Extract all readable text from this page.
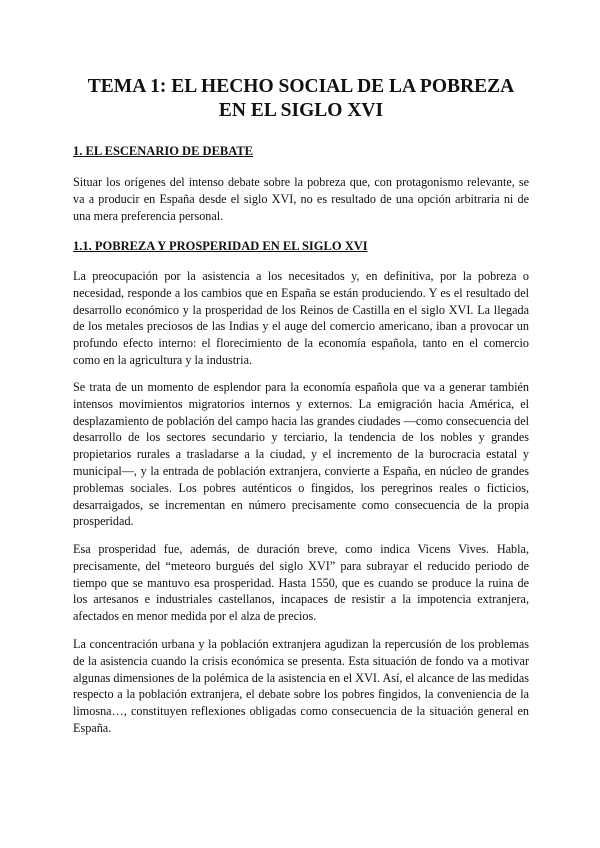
TEMA 1: EL HECHO SOCIAL DE LA POBREZA EN EL SIGLO XVI
1. EL ESCENARIO DE DEBATE

Situar los orígenes del intenso debate sobre la pobreza que, con protagonismo relevante, se va a producir en España desde el siglo XVI, no es resultado de una opción arbitraria ni de una mera preferencia personal.

1.1. POBREZA Y PROSPERIDAD EN EL SIGLO XVI

La preocupación por la asistencia a los necesitados y, en definitiva, por la pobreza o necesidad, responde a los cambios que en España se están produciendo. Y es el resultado del desarrollo económico y la prosperidad de los Reinos de Castilla en el siglo XVI. La llegada de los metales preciosos de las Indias y el auge del comercio americano, iban a provocar un profundo efecto interno: el florecimiento de la economía española, tanto en el comercio como en la agricultura y la industria.

Se trata de un momento de esplendor para la economía española que va a generar también intensos movimientos migratorios internos y externos. La emigración hacia América, el desplazamiento de población del campo hacia las grandes ciudades —como consecuencia del desarrollo de los sectores secundario y terciario, la tendencia de los nobles y grandes propietarios rurales a trasladarse a la ciudad, y el incremento de la burocracia estatal y municipal—, y la entrada de población extranjera, convierte a España, en núcleo de grandes problemas sociales. Los pobres auténticos o fingidos, los peregrinos reales o ficticios, desarraigados, se incrementan en número precisamente como consecuencia de la propia prosperidad.

Esa prosperidad fue, además, de duración breve, como indica Vicens Vives. Habla, precisamente, del “meteoro burgués del siglo XVI” para subrayar el reducido periodo de tiempo que se mantuvo esa prosperidad. Hasta 1550, que es cuando se produce la ruina de los artesanos e industriales castellanos, incapaces de resistir a la impotencia extranjera, afectados en menor medida por el alza de precios.

La concentración urbana y la población extranjera agudizan la repercusión de los problemas de la asistencia cuando la crisis económica se presenta. Esta situación de fondo va a motivar algunas dimensiones de la polémica de la asistencia en el XVI. Así, el alcance de las medidas respecto a la población extranjera, el debate sobre los pobres fingidos, la conveniencia de la limosna…, constituyen reflexiones obligadas como consecuencia de la situación general en España.
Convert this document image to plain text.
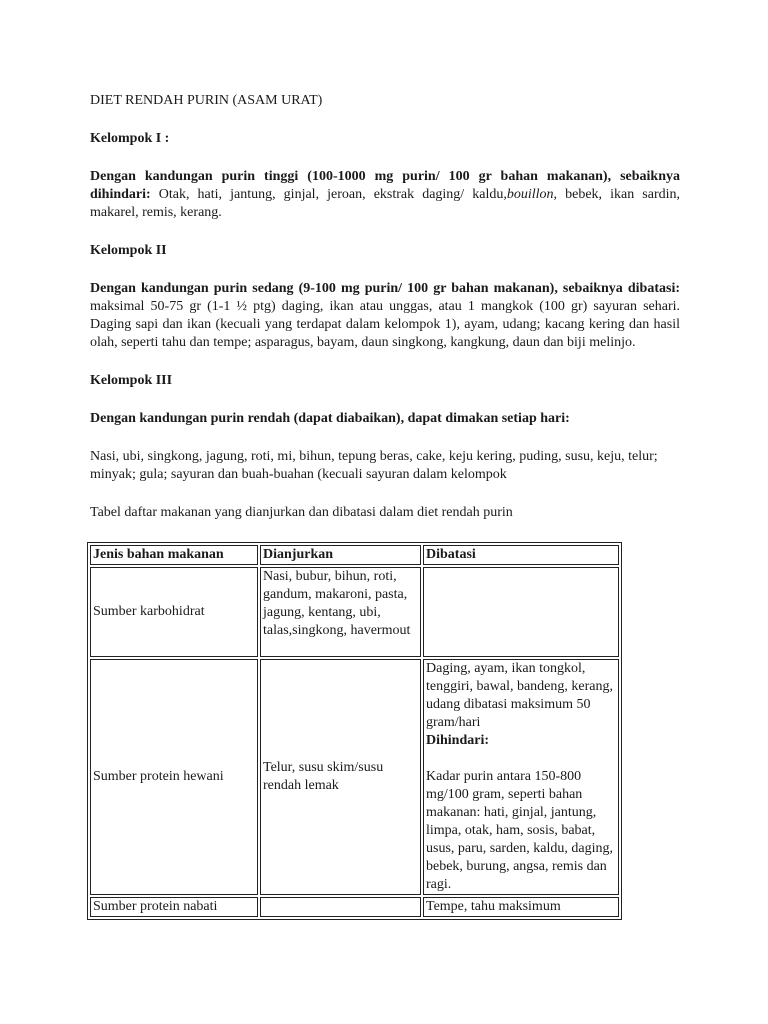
DIET RENDAH PURIN (ASAM URAT)

Kelompok I :

Dengan kandungan purin tinggi (100-1000 mg purin/ 100 gr bahan makanan), sebaiknya dihindari: Otak, hati, jantung, ginjal, jeroan, ekstrak daging/ kaldu,bouillon, bebek, ikan sardin, makarel, remis, kerang.

Kelompok II

Dengan kandungan purin sedang (9-100 mg purin/ 100 gr bahan makanan), sebaiknya dibatasi: maksimal 50-75 gr (1-1 ½ ptg) daging, ikan atau unggas, atau 1 mangkok (100 gr) sayuran sehari. Daging sapi dan ikan (kecuali yang terdapat dalam kelompok 1), ayam, udang; kacang kering dan hasil olah, seperti tahu dan tempe; asparagus, bayam, daun singkong, kangkung, daun dan biji melinjo.

Kelompok III

Dengan kandungan purin rendah (dapat diabaikan), dapat dimakan setiap hari:

Nasi, ubi, singkong, jagung, roti, mi, bihun, tepung beras, cake, keju kering, puding, susu, keju, telur; minyak; gula; sayuran dan buah-buahan (kecuali sayuran dalam kelompok

Tabel daftar makanan yang dianjurkan dan dibatasi dalam diet rendah purin

Jenis bahan makanan	Dianjurkan	Dibatasi
Sumber karbohidrat	Nasi, bubur, bihun, roti, gandum, makaroni, pasta, jagung, kentang, ubi, talas,singkong, havermout	
Sumber protein hewani	Telur, susu skim/susu rendah lemak	Daging, ayam, ikan tongkol, tenggiri, bawal, bandeng, kerang, udang dibatasi maksimum 50 gram/hari
Dihindari:

Kadar purin antara 150-800 mg/100 gram, seperti bahan makanan: hati, ginjal, jantung, limpa, otak, ham, sosis, babat, usus, paru, sarden, kaldu, daging, bebek, burung, angsa, remis dan ragi.
Sumber protein nabati		Tempe, tahu maksimum
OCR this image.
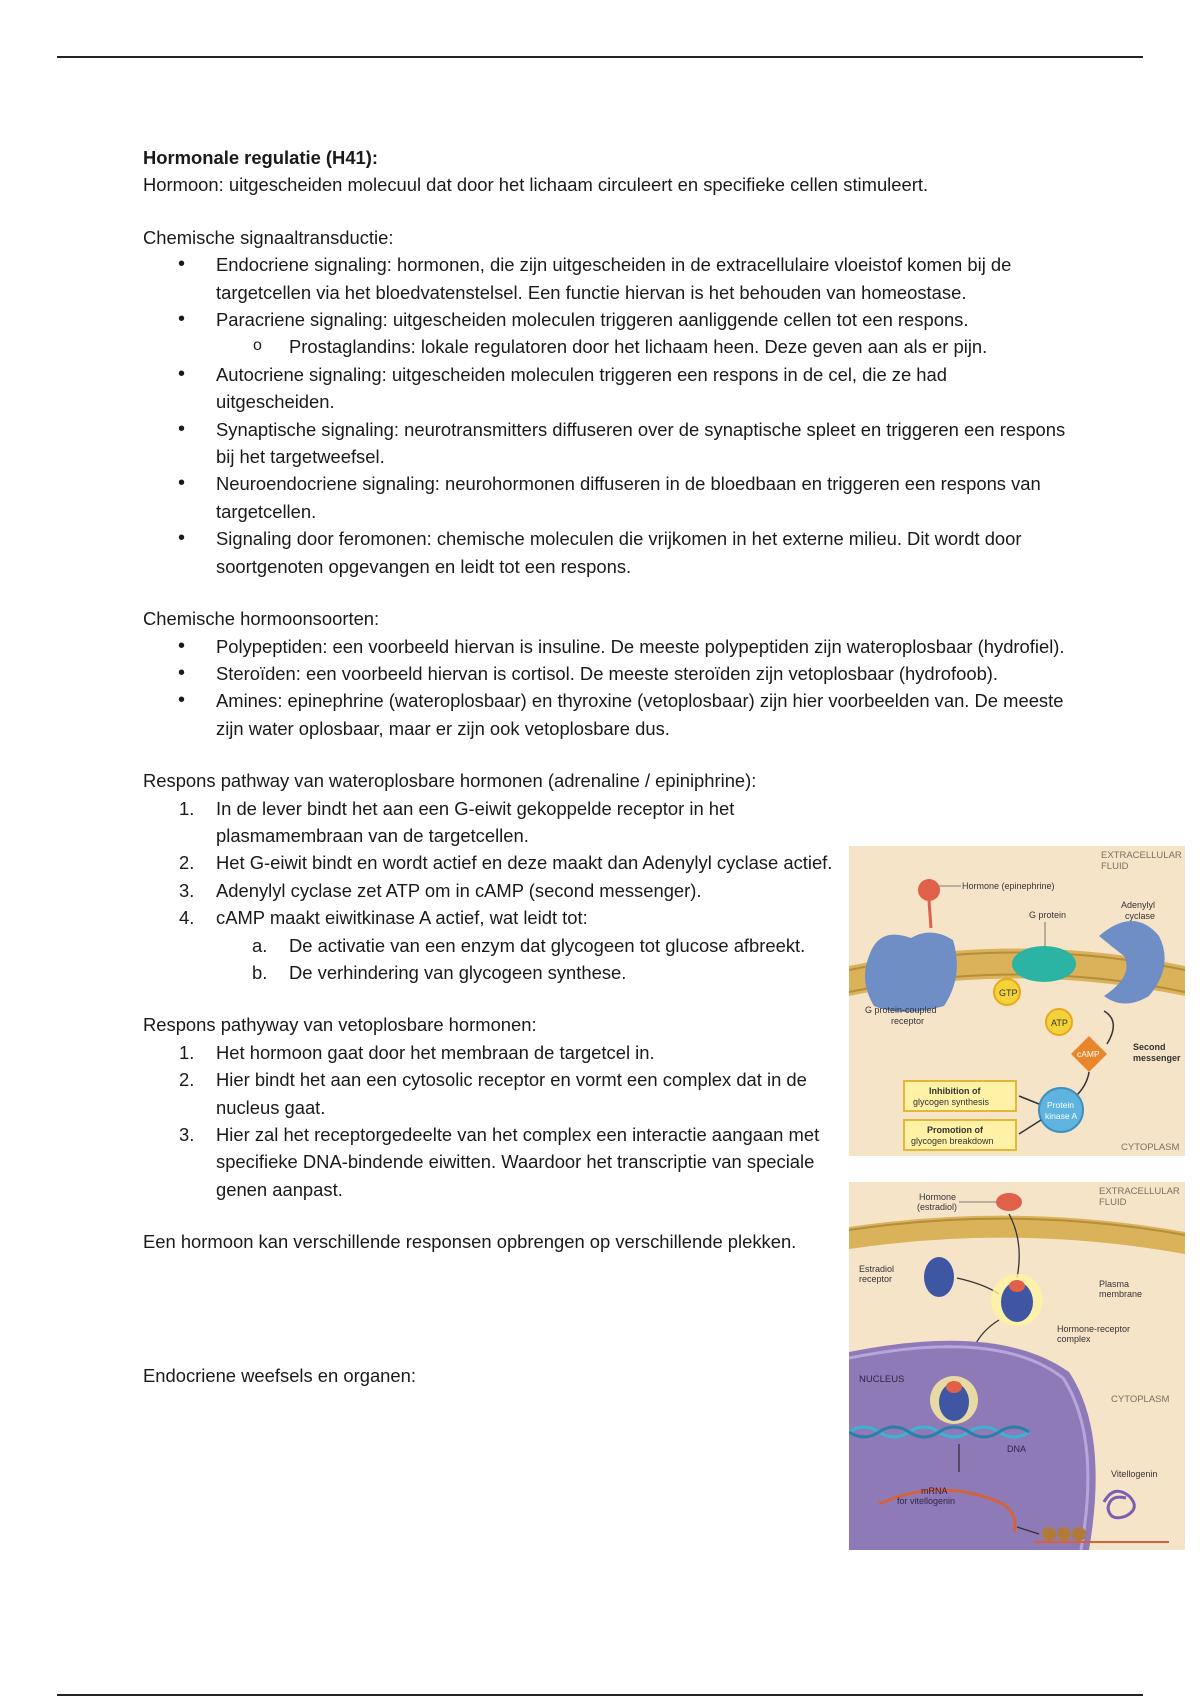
Hormonale regulatie (H41):

Hormoon: uitgescheiden molecuul dat door het lichaam circuleert en specifieke cellen stimuleert.

Chemische signaaltransductie:

• Endocriene signaling: hormonen, die zijn uitgescheiden in de extracellulaire vloeistof komen bij de targetcellen via het bloedvatenstelsel. Een functie hiervan is het behouden van homeostase.
• Paracriene signaling: uitgescheiden moleculen triggeren aanliggende cellen tot een respons.
o Prostaglandins: lokale regulatoren door het lichaam heen. Deze geven aan als er pijn.
• Autocriene signaling: uitgescheiden moleculen triggeren een respons in de cel, die ze had uitgescheiden.
• Synaptische signaling: neurotransmitters diffuseren over de synaptische spleet en triggeren een respons bij het targetweefsel.
• Neuroendocriene signaling: neurohormonen diffuseren in de bloedbaan en triggeren een respons van targetcellen.
• Signaling door feromonen: chemische moleculen die vrijkomen in het externe milieu. Dit wordt door soortgenoten opgevangen en leidt tot een respons.

Chemische hormoonsoorten:

• Polypeptiden: een voorbeeld hiervan is insuline. De meeste polypeptiden zijn wateroplosbaar (hydrofiel).
• Steroïden: een voorbeeld hiervan is cortisol. De meeste steroïden zijn vetoplosbaar (hydrofoob).
• Amines: epinephrine (wateroplosbaar) en thyroxine (vetoplosbaar) zijn hier voorbeelden van. De meeste zijn water oplosbaar, maar er zijn ook vetoplosbare dus.

Respons pathway van wateroplosbare hormonen (adrenaline / epiniphrine):

1. In de lever bindt het aan een G-eiwit gekoppelde receptor in het plasmamembraan van de targetcellen.
2. Het G-eiwit bindt en wordt actief en deze maakt dan Adenylyl cyclase actief.
3. Adenylyl cyclase zet ATP om in cAMP (second messenger).
4. cAMP maakt eiwitkinase A actief, wat leidt tot:
a. De activatie van een enzym dat glycogeen tot glucose afbreekt.
b. De verhindering van glycogeen synthese.

Respons pathyway van vetoplosbare hormonen:

1. Het hormoon gaat door het membraan de targetcel in.
2. Hier bindt het aan een cytosolic receptor en vormt een complex dat in de nucleus gaat.
3. Hier zal het receptorgedeelte van het complex een interactie aangaan met specifieke DNA-bindende eiwitten. Waardoor het transcriptie van speciale genen aanpast.

Een hormoon kan verschillende responsen opbrengen op verschillende plekken.

Endocriene weefsels en organen:

EXTRACELLULAR
FLUID
Hormone (epinephrine)
G protein-coupled
receptor
G protein
GTP
Adenylyl
cyclase
ATP
cAMP
Second
messenger
Protein
kinase A
Inhibition of
glycogen synthesis
Promotion of
glycogen breakdown
CYTOPLASM
Hormone
(estradiol)
EXTRACELLULAR
FLUID
Estradiol
receptor	Plasma
membrane
Hormone-receptor
complex
NUCLEUS
CYTOPLASM
DNA
mRNA
for vitellogenin
Vitellogenin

## TASK TO COMPLETE
If a line in the entries above has the word "messenger", copy it.

## THE COMPLETED TASK
3. Adenylyl cyclase zet ATP om in cAMP (second messenger).
messenger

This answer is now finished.